What is expected:
Reproduce, character for character, every record from the line containing "user-icon — [304, 691, 322, 710]" down to the line containing "loan-grid: 自助还款 提前还款试算", including both of those lines, and nothing else.

Data lines:
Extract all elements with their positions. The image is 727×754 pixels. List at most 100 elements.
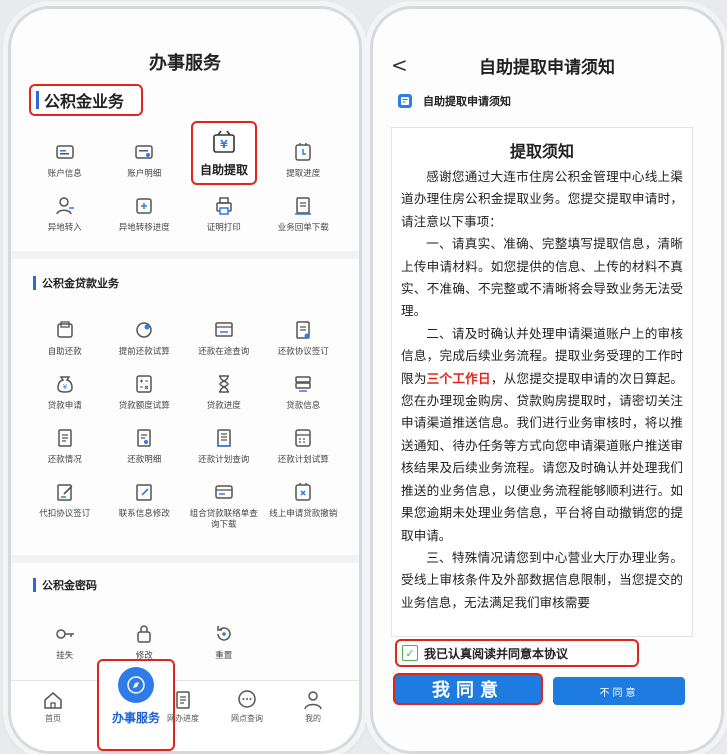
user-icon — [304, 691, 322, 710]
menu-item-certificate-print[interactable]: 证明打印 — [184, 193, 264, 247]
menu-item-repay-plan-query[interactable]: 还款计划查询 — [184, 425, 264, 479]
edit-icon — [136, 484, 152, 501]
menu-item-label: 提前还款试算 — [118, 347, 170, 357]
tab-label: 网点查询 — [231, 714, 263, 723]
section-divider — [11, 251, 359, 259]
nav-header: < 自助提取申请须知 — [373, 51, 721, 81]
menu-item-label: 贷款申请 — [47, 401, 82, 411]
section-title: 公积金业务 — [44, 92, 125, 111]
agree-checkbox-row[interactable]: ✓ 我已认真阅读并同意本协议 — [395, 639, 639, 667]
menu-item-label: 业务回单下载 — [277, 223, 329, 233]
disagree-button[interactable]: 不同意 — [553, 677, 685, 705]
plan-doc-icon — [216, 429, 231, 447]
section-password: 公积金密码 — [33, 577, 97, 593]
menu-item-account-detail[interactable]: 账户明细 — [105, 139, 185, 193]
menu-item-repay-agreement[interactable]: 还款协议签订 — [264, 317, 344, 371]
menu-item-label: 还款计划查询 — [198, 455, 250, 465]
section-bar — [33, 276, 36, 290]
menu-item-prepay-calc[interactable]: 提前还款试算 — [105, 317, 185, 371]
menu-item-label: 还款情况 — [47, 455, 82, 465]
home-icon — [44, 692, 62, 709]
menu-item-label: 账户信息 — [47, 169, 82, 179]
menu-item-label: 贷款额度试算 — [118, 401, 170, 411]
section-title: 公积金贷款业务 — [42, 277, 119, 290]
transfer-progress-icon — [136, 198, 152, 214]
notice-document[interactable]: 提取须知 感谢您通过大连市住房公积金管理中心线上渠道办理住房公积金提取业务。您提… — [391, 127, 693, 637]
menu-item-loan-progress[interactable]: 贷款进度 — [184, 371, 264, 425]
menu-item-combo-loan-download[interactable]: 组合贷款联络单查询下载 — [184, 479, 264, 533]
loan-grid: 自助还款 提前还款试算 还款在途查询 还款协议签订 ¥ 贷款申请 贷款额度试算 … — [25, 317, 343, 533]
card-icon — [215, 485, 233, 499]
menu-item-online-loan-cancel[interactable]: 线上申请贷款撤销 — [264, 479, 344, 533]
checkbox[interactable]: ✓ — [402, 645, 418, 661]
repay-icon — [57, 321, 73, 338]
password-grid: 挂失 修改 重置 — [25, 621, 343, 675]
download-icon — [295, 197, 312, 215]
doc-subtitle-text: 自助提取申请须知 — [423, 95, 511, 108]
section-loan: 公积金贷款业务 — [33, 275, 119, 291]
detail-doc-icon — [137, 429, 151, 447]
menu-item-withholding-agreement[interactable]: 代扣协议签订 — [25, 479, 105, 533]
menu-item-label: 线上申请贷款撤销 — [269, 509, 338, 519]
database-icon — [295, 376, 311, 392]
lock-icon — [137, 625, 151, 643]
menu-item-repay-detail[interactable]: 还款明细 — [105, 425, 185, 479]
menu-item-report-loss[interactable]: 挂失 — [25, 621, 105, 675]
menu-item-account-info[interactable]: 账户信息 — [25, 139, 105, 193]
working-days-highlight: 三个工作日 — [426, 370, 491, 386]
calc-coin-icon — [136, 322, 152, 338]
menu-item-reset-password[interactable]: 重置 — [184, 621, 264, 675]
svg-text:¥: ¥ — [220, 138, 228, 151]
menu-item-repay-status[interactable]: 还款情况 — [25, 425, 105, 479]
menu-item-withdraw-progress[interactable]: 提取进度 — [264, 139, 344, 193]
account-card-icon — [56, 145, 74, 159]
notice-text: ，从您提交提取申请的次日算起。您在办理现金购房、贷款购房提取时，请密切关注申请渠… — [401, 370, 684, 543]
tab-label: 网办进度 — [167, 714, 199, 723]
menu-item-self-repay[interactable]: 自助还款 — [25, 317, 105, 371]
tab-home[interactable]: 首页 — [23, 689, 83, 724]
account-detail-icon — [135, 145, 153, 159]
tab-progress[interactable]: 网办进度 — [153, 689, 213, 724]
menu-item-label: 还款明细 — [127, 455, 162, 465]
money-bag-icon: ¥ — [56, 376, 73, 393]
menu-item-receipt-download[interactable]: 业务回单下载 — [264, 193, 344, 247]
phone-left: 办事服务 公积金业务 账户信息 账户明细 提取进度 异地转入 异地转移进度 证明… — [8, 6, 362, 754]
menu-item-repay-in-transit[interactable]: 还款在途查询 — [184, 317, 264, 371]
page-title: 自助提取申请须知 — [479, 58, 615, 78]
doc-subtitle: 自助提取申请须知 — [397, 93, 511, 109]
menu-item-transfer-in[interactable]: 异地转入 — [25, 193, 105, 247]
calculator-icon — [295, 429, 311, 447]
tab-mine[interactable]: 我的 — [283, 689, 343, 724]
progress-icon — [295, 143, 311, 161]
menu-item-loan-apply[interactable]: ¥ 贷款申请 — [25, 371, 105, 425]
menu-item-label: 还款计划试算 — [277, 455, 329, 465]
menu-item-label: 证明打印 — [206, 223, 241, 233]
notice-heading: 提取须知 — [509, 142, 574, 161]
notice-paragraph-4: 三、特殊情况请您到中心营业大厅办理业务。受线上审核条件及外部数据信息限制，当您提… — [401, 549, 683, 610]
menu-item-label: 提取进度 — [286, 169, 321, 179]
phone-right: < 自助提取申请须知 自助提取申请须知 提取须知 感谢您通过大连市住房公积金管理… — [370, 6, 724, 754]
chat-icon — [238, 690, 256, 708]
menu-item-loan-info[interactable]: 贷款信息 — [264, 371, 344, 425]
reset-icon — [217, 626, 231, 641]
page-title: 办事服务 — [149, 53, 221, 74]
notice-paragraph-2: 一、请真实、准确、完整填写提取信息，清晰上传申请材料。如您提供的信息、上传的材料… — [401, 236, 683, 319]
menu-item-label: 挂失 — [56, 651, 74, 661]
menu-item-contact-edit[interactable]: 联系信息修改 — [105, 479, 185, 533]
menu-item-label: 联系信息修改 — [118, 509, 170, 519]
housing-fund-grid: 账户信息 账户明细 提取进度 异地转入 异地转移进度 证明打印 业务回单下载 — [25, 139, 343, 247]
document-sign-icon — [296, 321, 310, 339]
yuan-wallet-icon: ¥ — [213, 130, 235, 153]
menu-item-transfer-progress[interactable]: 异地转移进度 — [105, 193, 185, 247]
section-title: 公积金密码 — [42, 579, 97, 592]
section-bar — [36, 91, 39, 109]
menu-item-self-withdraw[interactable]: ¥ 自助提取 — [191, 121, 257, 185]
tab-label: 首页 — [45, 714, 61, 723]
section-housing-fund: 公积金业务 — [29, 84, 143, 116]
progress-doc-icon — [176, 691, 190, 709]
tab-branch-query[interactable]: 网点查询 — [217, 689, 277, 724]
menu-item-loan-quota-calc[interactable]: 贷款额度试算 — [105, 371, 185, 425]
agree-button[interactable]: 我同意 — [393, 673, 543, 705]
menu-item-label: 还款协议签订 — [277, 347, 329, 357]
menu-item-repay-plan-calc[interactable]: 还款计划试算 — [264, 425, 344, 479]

==

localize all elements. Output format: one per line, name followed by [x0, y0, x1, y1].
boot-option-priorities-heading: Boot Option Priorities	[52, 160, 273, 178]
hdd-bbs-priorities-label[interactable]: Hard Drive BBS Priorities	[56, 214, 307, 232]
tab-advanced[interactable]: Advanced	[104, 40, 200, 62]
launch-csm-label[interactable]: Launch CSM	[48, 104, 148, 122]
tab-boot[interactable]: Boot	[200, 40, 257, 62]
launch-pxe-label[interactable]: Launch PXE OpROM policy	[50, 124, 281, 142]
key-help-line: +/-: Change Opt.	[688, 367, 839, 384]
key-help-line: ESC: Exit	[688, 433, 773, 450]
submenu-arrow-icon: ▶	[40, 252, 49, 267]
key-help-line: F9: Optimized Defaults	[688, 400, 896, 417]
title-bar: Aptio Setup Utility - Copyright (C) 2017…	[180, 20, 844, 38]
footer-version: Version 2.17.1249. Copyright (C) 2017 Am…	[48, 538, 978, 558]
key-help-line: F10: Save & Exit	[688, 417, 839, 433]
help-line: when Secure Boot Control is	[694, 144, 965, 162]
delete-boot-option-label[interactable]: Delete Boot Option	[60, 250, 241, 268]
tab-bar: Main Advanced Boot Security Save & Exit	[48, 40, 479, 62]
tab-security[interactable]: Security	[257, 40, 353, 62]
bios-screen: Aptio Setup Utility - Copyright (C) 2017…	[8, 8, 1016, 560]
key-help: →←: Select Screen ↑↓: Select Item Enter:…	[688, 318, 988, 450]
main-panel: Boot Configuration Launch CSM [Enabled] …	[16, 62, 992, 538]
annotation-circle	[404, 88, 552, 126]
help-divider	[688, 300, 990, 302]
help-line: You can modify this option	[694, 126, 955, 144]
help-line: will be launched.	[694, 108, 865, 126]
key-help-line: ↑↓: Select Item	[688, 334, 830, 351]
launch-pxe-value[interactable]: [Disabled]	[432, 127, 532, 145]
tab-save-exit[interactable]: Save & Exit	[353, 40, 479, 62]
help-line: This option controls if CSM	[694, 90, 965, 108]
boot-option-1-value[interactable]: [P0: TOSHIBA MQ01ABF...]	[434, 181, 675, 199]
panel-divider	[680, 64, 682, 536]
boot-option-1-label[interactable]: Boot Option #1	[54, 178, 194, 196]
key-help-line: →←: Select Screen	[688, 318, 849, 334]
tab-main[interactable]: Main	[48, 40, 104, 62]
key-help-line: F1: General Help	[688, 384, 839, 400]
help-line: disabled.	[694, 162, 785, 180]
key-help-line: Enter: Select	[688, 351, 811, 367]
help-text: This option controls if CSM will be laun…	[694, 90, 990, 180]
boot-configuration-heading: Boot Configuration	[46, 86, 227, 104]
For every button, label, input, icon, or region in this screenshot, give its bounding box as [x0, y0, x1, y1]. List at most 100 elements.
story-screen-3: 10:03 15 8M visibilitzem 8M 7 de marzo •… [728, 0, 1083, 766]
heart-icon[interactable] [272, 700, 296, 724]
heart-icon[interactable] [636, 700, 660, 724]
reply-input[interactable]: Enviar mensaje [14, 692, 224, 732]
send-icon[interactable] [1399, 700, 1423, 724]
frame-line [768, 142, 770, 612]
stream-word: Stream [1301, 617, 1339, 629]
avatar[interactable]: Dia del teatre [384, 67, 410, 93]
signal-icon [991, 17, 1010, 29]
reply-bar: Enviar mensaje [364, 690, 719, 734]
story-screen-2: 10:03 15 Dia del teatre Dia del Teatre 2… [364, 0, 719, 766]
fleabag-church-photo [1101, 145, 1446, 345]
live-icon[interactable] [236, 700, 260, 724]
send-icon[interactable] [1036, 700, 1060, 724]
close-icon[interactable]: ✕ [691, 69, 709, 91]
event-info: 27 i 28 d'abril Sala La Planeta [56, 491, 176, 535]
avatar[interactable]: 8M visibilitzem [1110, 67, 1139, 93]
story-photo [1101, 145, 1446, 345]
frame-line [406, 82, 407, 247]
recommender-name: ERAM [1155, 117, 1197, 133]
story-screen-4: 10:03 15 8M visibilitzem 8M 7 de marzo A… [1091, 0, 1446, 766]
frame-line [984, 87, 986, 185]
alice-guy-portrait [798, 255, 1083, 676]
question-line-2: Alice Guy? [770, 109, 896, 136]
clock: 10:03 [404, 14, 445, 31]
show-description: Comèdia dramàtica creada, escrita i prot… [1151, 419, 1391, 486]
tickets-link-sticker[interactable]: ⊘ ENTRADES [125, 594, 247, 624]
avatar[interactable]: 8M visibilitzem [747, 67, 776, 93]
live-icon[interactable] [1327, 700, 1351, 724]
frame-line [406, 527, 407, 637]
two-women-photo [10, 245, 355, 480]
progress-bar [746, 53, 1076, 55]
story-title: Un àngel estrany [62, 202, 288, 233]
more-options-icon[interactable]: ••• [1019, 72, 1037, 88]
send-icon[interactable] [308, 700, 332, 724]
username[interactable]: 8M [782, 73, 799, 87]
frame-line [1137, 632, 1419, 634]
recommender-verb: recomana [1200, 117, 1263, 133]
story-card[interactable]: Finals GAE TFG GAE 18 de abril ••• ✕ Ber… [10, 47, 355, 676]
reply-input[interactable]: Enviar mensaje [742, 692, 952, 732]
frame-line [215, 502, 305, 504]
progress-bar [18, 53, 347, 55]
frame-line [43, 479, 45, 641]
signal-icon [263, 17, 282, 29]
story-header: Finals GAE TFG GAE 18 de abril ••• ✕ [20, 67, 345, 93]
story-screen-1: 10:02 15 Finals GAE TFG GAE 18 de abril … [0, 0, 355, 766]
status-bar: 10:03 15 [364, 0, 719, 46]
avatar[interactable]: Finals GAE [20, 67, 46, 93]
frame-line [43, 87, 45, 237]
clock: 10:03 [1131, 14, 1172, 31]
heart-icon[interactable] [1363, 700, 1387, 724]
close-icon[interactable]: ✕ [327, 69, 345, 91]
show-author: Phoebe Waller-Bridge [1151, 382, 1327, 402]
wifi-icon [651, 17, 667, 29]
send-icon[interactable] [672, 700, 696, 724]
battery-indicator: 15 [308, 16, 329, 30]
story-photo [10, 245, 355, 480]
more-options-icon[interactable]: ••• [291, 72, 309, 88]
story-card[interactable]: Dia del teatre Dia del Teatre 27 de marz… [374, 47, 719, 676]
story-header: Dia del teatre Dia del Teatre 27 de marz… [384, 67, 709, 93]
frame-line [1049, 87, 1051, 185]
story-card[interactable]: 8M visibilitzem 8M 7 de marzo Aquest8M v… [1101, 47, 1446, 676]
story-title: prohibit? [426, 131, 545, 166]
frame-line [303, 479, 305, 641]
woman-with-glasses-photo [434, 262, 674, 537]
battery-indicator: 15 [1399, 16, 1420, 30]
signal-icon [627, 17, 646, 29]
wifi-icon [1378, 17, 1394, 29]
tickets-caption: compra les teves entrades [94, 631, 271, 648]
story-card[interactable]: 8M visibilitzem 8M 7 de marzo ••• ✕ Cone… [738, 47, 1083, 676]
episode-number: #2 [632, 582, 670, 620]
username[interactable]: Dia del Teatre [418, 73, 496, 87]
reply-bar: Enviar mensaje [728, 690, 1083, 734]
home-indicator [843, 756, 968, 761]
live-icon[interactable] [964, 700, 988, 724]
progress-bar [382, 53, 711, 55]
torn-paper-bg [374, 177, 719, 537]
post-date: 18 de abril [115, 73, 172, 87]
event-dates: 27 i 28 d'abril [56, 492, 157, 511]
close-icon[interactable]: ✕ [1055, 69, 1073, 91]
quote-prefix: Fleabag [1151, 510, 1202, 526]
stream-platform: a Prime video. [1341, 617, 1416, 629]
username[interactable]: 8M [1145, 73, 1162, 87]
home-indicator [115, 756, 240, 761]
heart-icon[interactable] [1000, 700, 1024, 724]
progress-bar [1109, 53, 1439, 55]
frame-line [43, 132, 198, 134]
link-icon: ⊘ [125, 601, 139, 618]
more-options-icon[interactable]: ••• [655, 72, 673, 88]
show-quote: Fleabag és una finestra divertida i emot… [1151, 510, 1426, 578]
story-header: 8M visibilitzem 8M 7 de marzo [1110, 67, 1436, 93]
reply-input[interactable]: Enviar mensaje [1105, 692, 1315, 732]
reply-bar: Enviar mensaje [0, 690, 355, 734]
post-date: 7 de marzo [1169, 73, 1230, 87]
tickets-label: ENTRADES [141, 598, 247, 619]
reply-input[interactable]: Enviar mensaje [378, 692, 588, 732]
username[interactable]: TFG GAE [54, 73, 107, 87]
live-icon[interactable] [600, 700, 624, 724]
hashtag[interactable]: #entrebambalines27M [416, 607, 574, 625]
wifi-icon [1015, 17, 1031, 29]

Answer to the problem:
user-icon — [304, 691, 322, 710]
menu-item-certificate-print[interactable]: 证明打印 — [184, 193, 264, 247]
menu-item-repay-plan-query[interactable]: 还款计划查询 — [184, 425, 264, 479]
edit-icon — [136, 484, 152, 501]
menu-item-label: 提前还款试算 — [118, 347, 170, 357]
tab-label: 网点查询 — [231, 714, 263, 723]
section-divider — [11, 251, 359, 259]
nav-header: < 自助提取申请须知 — [373, 51, 721, 81]
menu-item-label: 贷款申请 — [47, 401, 82, 411]
section-title: 公积金业务 — [44, 92, 125, 111]
agree-checkbox-row[interactable]: ✓ 我已认真阅读并同意本协议 — [395, 639, 639, 667]
menu-item-label: 业务回单下载 — [277, 223, 329, 233]
disagree-button[interactable]: 不同意 — [553, 677, 685, 705]
plan-doc-icon — [216, 429, 231, 447]
section-password: 公积金密码 — [33, 577, 97, 593]
menu-item-account-detail[interactable]: 账户明细 — [105, 139, 185, 193]
menu-item-repay-agreement[interactable]: 还款协议签订 — [264, 317, 344, 371]
menu-item-label: 还款计划查询 — [198, 455, 250, 465]
section-bar — [33, 276, 36, 290]
menu-item-prepay-calc[interactable]: 提前还款试算 — [105, 317, 185, 371]
menu-item-label: 还款情况 — [47, 455, 82, 465]
home-icon — [44, 692, 62, 709]
menu-item-label: 账户信息 — [47, 169, 82, 179]
menu-item-label: 贷款额度试算 — [118, 401, 170, 411]
section-title: 公积金贷款业务 — [42, 277, 119, 290]
transfer-progress-icon — [136, 198, 152, 214]
notice-document[interactable]: 提取须知 感谢您通过大连市住房公积金管理中心线上渠道办理住房公积金提取业务。您提… — [391, 127, 693, 637]
menu-item-loan-progress[interactable]: 贷款进度 — [184, 371, 264, 425]
menu-item-combo-loan-download[interactable]: 组合贷款联络单查询下载 — [184, 479, 264, 533]
loan-grid: 自助还款 提前还款试算 还款在途查询 还款协议签订 ¥ 贷款申请 贷款额度试算 … — [25, 317, 343, 533]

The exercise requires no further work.